Element placement data
— Start —
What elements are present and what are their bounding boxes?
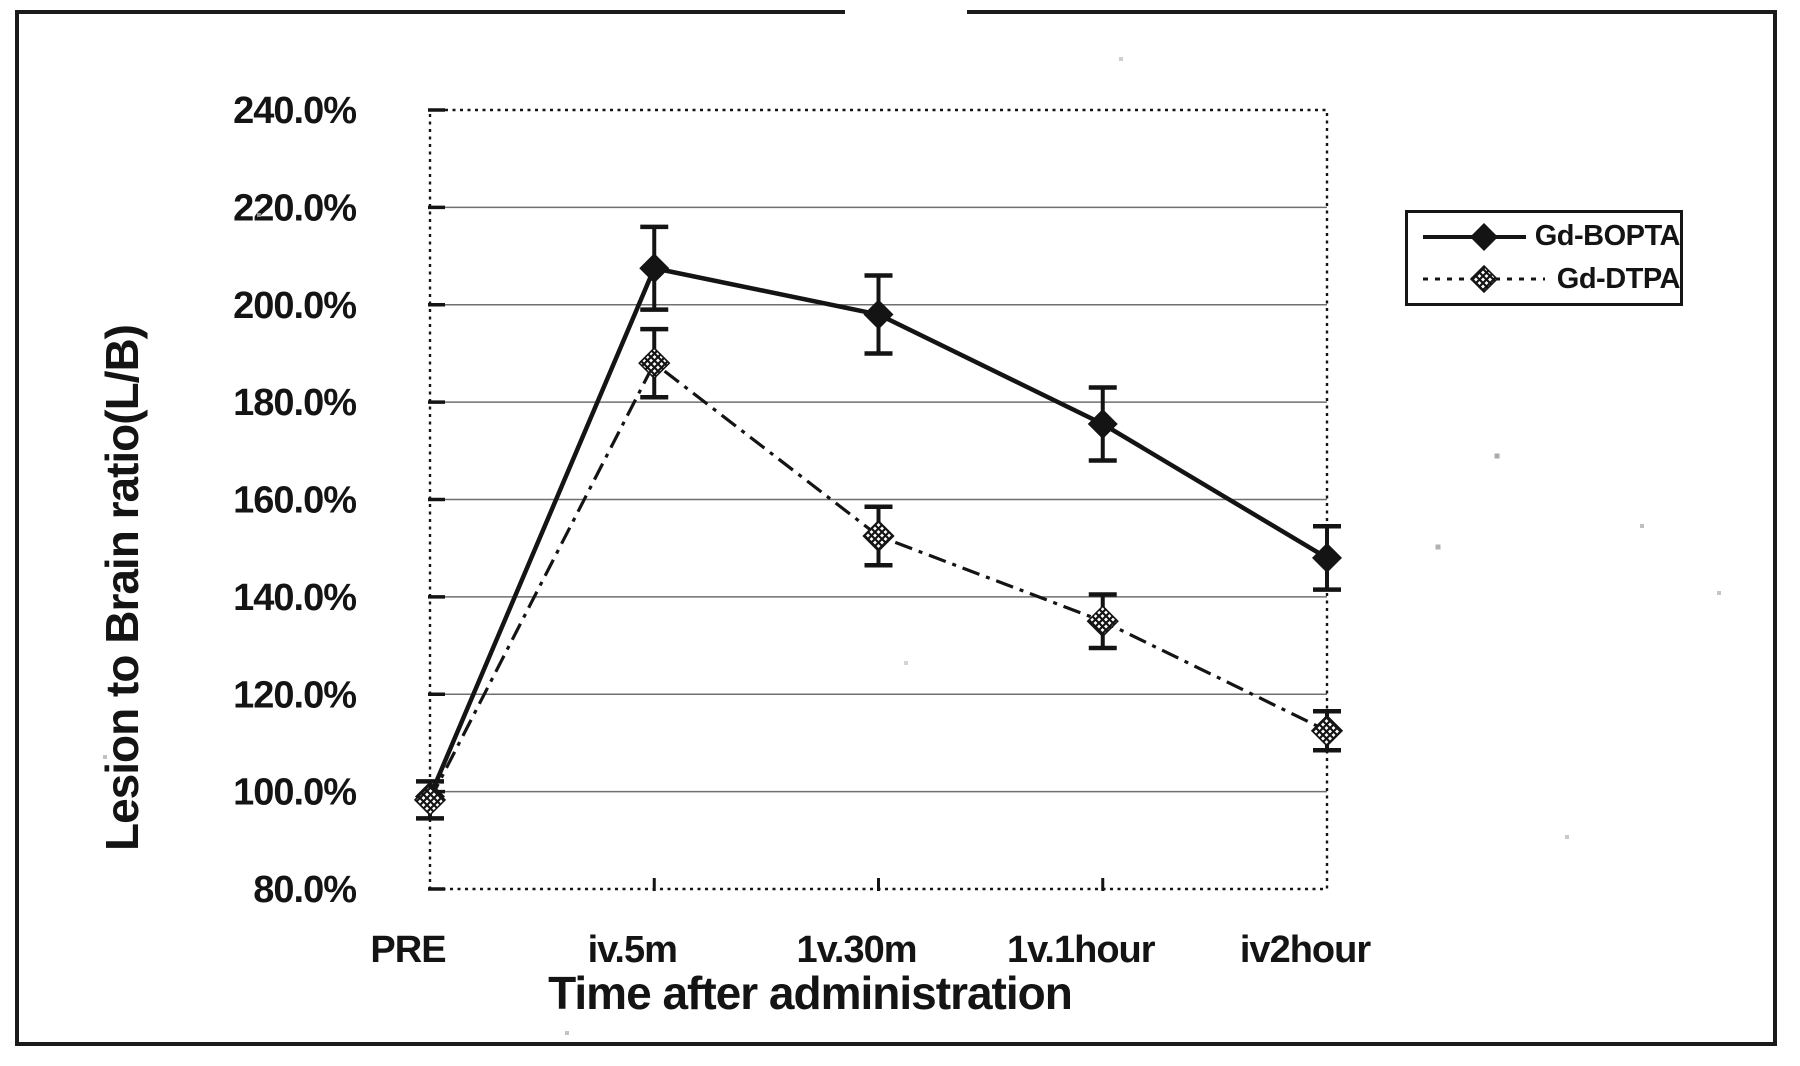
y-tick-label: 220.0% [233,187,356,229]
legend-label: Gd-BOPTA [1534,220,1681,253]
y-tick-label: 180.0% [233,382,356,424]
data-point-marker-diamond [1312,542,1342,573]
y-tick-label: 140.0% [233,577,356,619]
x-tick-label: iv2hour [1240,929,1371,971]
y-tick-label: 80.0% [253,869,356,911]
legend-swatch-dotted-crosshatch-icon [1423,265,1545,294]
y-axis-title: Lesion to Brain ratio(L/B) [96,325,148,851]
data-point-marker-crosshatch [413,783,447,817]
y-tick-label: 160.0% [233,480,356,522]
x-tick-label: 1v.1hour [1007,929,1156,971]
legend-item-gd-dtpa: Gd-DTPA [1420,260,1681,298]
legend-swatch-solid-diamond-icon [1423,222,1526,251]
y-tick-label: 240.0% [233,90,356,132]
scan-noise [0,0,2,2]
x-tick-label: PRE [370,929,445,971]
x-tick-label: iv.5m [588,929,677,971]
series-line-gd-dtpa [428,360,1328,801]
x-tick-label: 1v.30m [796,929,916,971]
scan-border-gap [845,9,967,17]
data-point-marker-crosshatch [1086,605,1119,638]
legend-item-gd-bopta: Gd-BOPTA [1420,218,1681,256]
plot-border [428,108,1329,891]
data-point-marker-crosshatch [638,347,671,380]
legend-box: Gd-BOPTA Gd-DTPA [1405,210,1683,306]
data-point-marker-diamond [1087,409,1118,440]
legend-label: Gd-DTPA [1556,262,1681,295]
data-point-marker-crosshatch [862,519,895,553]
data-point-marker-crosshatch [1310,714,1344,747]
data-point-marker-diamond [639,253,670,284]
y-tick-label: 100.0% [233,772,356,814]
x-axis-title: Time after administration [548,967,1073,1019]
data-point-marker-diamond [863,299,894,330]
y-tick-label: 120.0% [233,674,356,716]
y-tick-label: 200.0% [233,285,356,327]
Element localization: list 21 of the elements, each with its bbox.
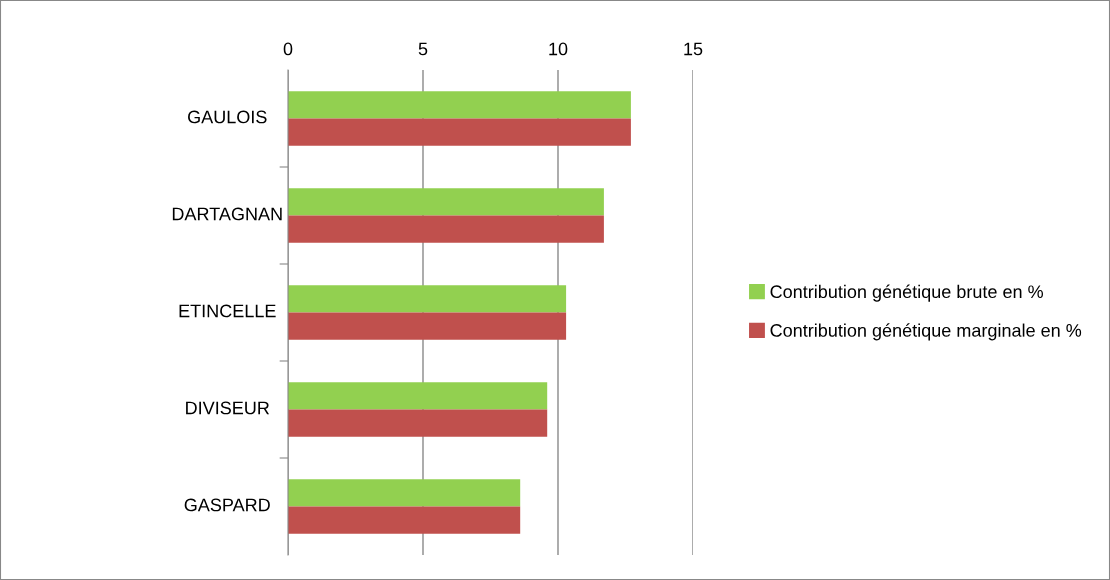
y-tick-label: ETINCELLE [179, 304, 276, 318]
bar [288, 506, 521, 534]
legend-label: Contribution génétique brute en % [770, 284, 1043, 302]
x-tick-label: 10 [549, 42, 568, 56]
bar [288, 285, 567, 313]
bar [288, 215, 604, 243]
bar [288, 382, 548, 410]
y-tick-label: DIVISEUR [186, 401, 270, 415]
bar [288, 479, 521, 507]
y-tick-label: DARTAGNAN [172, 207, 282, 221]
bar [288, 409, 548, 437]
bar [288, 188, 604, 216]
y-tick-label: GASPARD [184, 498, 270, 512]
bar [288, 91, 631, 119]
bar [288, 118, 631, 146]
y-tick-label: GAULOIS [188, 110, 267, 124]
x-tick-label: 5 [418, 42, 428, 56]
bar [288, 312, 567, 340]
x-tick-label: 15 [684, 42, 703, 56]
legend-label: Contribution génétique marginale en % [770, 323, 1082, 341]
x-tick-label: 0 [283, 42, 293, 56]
— End —
[What you should do] Please output these rows unchanged, beginning at the line that contains "y-tick-label: 220.0% [233,187,356,229]" and stopping after the line that contains "data-point-marker-diamond [639,253,670,284]", with both of those lines included.

[Task output]
y-tick-label: 220.0% [233,187,356,229]
legend-label: Gd-BOPTA [1534,220,1681,253]
y-tick-label: 180.0% [233,382,356,424]
data-point-marker-diamond [1312,542,1342,573]
y-tick-label: 140.0% [233,577,356,619]
x-tick-label: iv2hour [1240,929,1371,971]
y-tick-label: 80.0% [253,869,356,911]
legend-swatch-dotted-crosshatch-icon [1423,265,1545,294]
y-axis-title: Lesion to Brain ratio(L/B) [96,325,148,851]
data-point-marker-crosshatch [413,783,447,817]
y-tick-label: 160.0% [233,480,356,522]
x-tick-label: 1v.1hour [1007,929,1156,971]
legend-item-gd-dtpa: Gd-DTPA [1420,260,1681,298]
legend-swatch-solid-diamond-icon [1423,222,1526,251]
y-tick-label: 240.0% [233,90,356,132]
scan-noise [0,0,2,2]
x-tick-label: PRE [370,929,445,971]
x-tick-label: iv.5m [588,929,677,971]
series-line-gd-dtpa [428,360,1328,801]
x-tick-label: 1v.30m [796,929,916,971]
scan-border-gap [845,9,967,17]
data-point-marker-crosshatch [1086,605,1119,638]
legend-item-gd-bopta: Gd-BOPTA [1420,218,1681,256]
plot-border [428,108,1329,891]
data-point-marker-crosshatch [638,347,671,380]
legend-box: Gd-BOPTA Gd-DTPA [1405,210,1683,306]
data-point-marker-diamond [1087,409,1118,440]
legend-label: Gd-DTPA [1556,262,1681,295]
data-point-marker-crosshatch [862,519,895,553]
data-point-marker-crosshatch [1310,714,1344,747]
data-point-marker-diamond [639,253,670,284]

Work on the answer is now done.